*** Entries
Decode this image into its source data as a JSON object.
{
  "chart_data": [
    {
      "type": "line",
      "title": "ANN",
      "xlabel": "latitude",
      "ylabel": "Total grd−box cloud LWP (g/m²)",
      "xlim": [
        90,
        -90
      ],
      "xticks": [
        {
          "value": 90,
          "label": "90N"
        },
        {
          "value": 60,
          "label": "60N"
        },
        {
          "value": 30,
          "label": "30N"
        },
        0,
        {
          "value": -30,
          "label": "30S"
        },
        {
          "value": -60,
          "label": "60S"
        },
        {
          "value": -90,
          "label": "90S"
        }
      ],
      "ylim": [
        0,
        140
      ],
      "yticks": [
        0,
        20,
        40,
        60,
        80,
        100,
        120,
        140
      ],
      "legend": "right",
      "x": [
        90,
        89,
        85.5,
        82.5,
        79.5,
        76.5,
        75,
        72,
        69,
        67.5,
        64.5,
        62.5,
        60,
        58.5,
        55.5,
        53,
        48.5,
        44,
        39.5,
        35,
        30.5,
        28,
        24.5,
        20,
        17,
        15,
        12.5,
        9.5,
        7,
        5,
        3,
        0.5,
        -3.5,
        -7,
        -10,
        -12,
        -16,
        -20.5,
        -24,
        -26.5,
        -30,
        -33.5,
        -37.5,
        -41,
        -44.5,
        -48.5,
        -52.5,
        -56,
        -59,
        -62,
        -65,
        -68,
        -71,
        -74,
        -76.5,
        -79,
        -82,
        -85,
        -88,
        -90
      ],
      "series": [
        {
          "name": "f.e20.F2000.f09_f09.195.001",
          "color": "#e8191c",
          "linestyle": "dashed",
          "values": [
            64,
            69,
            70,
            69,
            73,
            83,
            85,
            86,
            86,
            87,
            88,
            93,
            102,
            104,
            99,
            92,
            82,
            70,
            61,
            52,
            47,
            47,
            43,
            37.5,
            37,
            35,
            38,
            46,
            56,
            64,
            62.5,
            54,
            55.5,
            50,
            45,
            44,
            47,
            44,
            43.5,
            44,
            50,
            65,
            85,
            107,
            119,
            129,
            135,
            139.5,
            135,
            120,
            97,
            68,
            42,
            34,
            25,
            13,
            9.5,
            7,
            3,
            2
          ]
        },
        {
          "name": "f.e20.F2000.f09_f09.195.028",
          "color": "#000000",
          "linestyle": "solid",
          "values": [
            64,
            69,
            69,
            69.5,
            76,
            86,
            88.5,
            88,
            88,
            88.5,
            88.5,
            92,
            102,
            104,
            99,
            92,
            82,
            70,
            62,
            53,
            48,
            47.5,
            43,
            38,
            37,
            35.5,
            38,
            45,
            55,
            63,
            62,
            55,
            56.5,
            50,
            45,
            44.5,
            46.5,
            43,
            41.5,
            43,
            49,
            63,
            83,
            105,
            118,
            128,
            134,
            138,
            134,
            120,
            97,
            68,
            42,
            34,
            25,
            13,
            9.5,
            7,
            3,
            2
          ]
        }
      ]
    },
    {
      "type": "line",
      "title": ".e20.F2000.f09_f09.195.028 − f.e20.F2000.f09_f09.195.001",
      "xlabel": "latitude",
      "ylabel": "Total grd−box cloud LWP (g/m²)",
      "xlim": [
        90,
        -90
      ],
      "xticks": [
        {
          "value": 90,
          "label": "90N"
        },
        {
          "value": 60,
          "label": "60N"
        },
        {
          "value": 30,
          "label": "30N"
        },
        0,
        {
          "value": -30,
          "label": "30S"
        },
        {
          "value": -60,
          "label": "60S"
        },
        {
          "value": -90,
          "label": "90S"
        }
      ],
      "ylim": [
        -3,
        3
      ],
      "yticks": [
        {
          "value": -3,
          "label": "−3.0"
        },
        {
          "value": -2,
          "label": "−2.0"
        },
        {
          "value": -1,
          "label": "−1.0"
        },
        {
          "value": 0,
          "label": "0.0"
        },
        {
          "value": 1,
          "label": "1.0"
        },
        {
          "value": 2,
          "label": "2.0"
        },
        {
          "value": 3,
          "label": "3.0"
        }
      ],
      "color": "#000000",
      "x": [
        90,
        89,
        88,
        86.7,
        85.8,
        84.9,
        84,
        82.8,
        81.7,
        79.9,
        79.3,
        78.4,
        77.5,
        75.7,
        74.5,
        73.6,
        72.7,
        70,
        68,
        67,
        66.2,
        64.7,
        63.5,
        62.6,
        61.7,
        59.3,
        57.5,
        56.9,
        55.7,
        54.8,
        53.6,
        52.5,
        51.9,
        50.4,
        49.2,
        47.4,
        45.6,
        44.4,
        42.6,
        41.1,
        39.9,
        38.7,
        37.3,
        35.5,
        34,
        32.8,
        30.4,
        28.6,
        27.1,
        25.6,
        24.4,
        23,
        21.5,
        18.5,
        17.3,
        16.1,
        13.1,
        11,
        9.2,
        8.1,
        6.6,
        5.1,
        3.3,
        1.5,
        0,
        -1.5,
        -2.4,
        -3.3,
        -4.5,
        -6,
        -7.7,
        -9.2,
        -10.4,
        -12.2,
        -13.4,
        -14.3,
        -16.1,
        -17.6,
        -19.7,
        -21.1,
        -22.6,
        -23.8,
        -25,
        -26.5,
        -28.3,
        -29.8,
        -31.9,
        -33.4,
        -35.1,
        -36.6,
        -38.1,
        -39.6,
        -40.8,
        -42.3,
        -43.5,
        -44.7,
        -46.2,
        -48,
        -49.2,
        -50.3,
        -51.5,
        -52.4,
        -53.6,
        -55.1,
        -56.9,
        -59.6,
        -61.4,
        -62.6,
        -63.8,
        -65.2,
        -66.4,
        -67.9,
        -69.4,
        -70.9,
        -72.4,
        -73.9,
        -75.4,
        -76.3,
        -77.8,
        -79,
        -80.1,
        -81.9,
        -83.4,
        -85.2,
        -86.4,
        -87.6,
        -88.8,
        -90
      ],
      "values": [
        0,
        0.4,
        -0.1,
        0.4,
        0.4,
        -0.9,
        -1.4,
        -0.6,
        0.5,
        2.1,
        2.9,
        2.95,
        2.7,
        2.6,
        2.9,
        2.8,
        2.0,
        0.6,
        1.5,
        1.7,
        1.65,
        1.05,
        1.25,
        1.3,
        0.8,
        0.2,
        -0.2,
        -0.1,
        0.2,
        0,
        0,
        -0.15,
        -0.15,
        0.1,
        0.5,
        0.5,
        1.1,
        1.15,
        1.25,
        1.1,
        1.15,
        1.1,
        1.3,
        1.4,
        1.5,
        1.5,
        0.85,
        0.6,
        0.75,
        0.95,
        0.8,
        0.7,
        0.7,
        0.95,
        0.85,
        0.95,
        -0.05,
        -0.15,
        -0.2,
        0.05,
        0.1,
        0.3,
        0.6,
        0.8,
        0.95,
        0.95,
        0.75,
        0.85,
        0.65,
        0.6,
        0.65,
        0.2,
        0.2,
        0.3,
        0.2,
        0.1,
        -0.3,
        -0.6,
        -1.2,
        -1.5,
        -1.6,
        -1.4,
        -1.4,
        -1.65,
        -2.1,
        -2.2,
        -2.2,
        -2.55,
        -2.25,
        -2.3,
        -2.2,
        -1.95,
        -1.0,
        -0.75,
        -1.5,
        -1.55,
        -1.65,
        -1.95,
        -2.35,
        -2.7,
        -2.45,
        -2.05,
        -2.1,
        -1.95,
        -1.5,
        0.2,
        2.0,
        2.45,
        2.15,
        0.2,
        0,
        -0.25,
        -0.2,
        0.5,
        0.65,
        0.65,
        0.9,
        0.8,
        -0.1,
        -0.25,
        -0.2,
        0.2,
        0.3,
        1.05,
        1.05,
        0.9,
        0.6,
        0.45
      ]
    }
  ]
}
******
Exactly reproduce all of the entries above.

• **Task output**
Decode this image into its source data as a JSON object.
{
  "chart_data": [
    {
      "type": "line",
      "title": "ANN",
      "xlabel": "latitude",
      "ylabel": "Total grd−box cloud LWP (g/m²)",
      "xlim": [
        90,
        -90
      ],
      "xticks": [
        {
          "value": 90,
          "label": "90N"
        },
        {
          "value": 60,
          "label": "60N"
        },
        {
          "value": 30,
          "label": "30N"
        },
        0,
        {
          "value": -30,
          "label": "30S"
        },
        {
          "value": -60,
          "label": "60S"
        },
        {
          "value": -90,
          "label": "90S"
        }
      ],
      "ylim": [
        0,
        140
      ],
      "yticks": [
        0,
        20,
        40,
        60,
        80,
        100,
        120,
        140
      ],
      "legend": "right",
      "x": [
        90,
        89,
        85.5,
        82.5,
        79.5,
        76.5,
        75,
        72,
        69,
        67.5,
        64.5,
        62.5,
        60,
        58.5,
        55.5,
        53,
        48.5,
        44,
        39.5,
        35,
        30.5,
        28,
        24.5,
        20,
        17,
        15,
        12.5,
        9.5,
        7,
        5,
        3,
        0.5,
        -3.5,
        -7,
        -10,
        -12,
        -16,
        -20.5,
        -24,
        -26.5,
        -30,
        -33.5,
        -37.5,
        -41,
        -44.5,
        -48.5,
        -52.5,
        -56,
        -59,
        -62,
        -65,
        -68,
        -71,
        -74,
        -76.5,
        -79,
        -82,
        -85,
        -88,
        -90
      ],
      "series": [
        {
          "name": "f.e20.F2000.f09_f09.195.001",
          "color": "#e8191c",
          "linestyle": "dashed",
          "values": [
            64,
            69,
            70,
            69,
            73,
            83,
            85,
            86,
            86,
            87,
            88,
            93,
            102,
            104,
            99,
            92,
            82,
            70,
            61,
            52,
            47,
            47,
            43,
            37.5,
            37,
            35,
            38,
            46,
            56,
            64,
            62.5,
            54,
            55.5,
            50,
            45,
            44,
            47,
            44,
            43.5,
            44,
            50,
            65,
            85,
            107,
            119,
            129,
            135,
            139.5,
            135,
            120,
            97,
            68,
            42,
            34,
            25,
            13,
            9.5,
            7,
            3,
            2
          ]
        },
        {
          "name": "f.e20.F2000.f09_f09.195.028",
          "color": "#000000",
          "linestyle": "solid",
          "values": [
            64,
            69,
            69,
            69.5,
            76,
            86,
            88.5,
            88,
            88,
            88.5,
            88.5,
            92,
            102,
            104,
            99,
            92,
            82,
            70,
            62,
            53,
            48,
            47.5,
            43,
            38,
            37,
            35.5,
            38,
            45,
            55,
            63,
            62,
            55,
            56.5,
            50,
            45,
            44.5,
            46.5,
            43,
            41.5,
            43,
            49,
            63,
            83,
            105,
            118,
            128,
            134,
            138,
            134,
            120,
            97,
            68,
            42,
            34,
            25,
            13,
            9.5,
            7,
            3,
            2
          ]
        }
      ]
    },
    {
      "type": "line",
      "title": ".e20.F2000.f09_f09.195.028 − f.e20.F2000.f09_f09.195.001",
      "xlabel": "latitude",
      "ylabel": "Total grd−box cloud LWP (g/m²)",
      "xlim": [
        90,
        -90
      ],
      "xticks": [
        {
          "value": 90,
          "label": "90N"
        },
        {
          "value": 60,
          "label": "60N"
        },
        {
          "value": 30,
          "label": "30N"
        },
        0,
        {
          "value": -30,
          "label": "30S"
        },
        {
          "value": -60,
          "label": "60S"
        },
        {
          "value": -90,
          "label": "90S"
        }
      ],
      "ylim": [
        -3,
        3
      ],
      "yticks": [
        {
          "value": -3,
          "label": "−3.0"
        },
        {
          "value": -2,
          "label": "−2.0"
        },
        {
          "value": -1,
          "label": "−1.0"
        },
        {
          "value": 0,
          "label": "0.0"
        },
        {
          "value": 1,
          "label": "1.0"
        },
        {
          "value": 2,
          "label": "2.0"
        },
        {
          "value": 3,
          "label": "3.0"
        }
      ],
      "color": "#000000",
      "x": [
        90,
        89,
        88,
        86.7,
        85.8,
        84.9,
        84,
        82.8,
        81.7,
        79.9,
        79.3,
        78.4,
        77.5,
        75.7,
        74.5,
        73.6,
        72.7,
        70,
        68,
        67,
        66.2,
        64.7,
        63.5,
        62.6,
        61.7,
        59.3,
        57.5,
        56.9,
        55.7,
        54.8,
        53.6,
        52.5,
        51.9,
        50.4,
        49.2,
        47.4,
        45.6,
        44.4,
        42.6,
        41.1,
        39.9,
        38.7,
        37.3,
        35.5,
        34,
        32.8,
        30.4,
        28.6,
        27.1,
        25.6,
        24.4,
        23,
        21.5,
        18.5,
        17.3,
        16.1,
        13.1,
        11,
        9.2,
        8.1,
        6.6,
        5.1,
        3.3,
        1.5,
        0,
        -1.5,
        -2.4,
        -3.3,
        -4.5,
        -6,
        -7.7,
        -9.2,
        -10.4,
        -12.2,
        -13.4,
        -14.3,
        -16.1,
        -17.6,
        -19.7,
        -21.1,
        -22.6,
        -23.8,
        -25,
        -26.5,
        -28.3,
        -29.8,
        -31.9,
        -33.4,
        -35.1,
        -36.6,
        -38.1,
        -39.6,
        -40.8,
        -42.3,
        -43.5,
        -44.7,
        -46.2,
        -48,
        -49.2,
        -50.3,
        -51.5,
        -52.4,
        -53.6,
        -55.1,
        -56.9,
        -59.6,
        -61.4,
        -62.6,
        -63.8,
        -65.2,
        -66.4,
        -67.9,
        -69.4,
        -70.9,
        -72.4,
        -73.9,
        -75.4,
        -76.3,
        -77.8,
        -79,
        -80.1,
        -81.9,
        -83.4,
        -85.2,
        -86.4,
        -87.6,
        -88.8,
        -90
      ],
      "values": [
        0,
        0.4,
        -0.1,
        0.4,
        0.4,
        -0.9,
        -1.4,
        -0.6,
        0.5,
        2.1,
        2.9,
        2.95,
        2.7,
        2.6,
        2.9,
        2.8,
        2.0,
        0.6,
        1.5,
        1.7,
        1.65,
        1.05,
        1.25,
        1.3,
        0.8,
        0.2,
        -0.2,
        -0.1,
        0.2,
        0,
        0,
        -0.15,
        -0.15,
        0.1,
        0.5,
        0.5,
        1.1,
        1.15,
        1.25,
        1.1,
        1.15,
        1.1,
        1.3,
        1.4,
        1.5,
        1.5,
        0.85,
        0.6,
        0.75,
        0.95,
        0.8,
        0.7,
        0.7,
        0.95,
        0.85,
        0.95,
        -0.05,
        -0.15,
        -0.2,
        0.05,
        0.1,
        0.3,
        0.6,
        0.8,
        0.95,
        0.95,
        0.75,
        0.85,
        0.65,
        0.6,
        0.65,
        0.2,
        0.2,
        0.3,
        0.2,
        0.1,
        -0.3,
        -0.6,
        -1.2,
        -1.5,
        -1.6,
        -1.4,
        -1.4,
        -1.65,
        -2.1,
        -2.2,
        -2.2,
        -2.55,
        -2.25,
        -2.3,
        -2.2,
        -1.95,
        -1.0,
        -0.75,
        -1.5,
        -1.55,
        -1.65,
        -1.95,
        -2.35,
        -2.7,
        -2.45,
        -2.05,
        -2.1,
        -1.95,
        -1.5,
        0.2,
        2.0,
        2.45,
        2.15,
        0.2,
        0,
        -0.25,
        -0.2,
        0.5,
        0.65,
        0.65,
        0.9,
        0.8,
        -0.1,
        -0.25,
        -0.2,
        0.2,
        0.3,
        1.05,
        1.05,
        0.9,
        0.6,
        0.45
      ]
    }
  ]
}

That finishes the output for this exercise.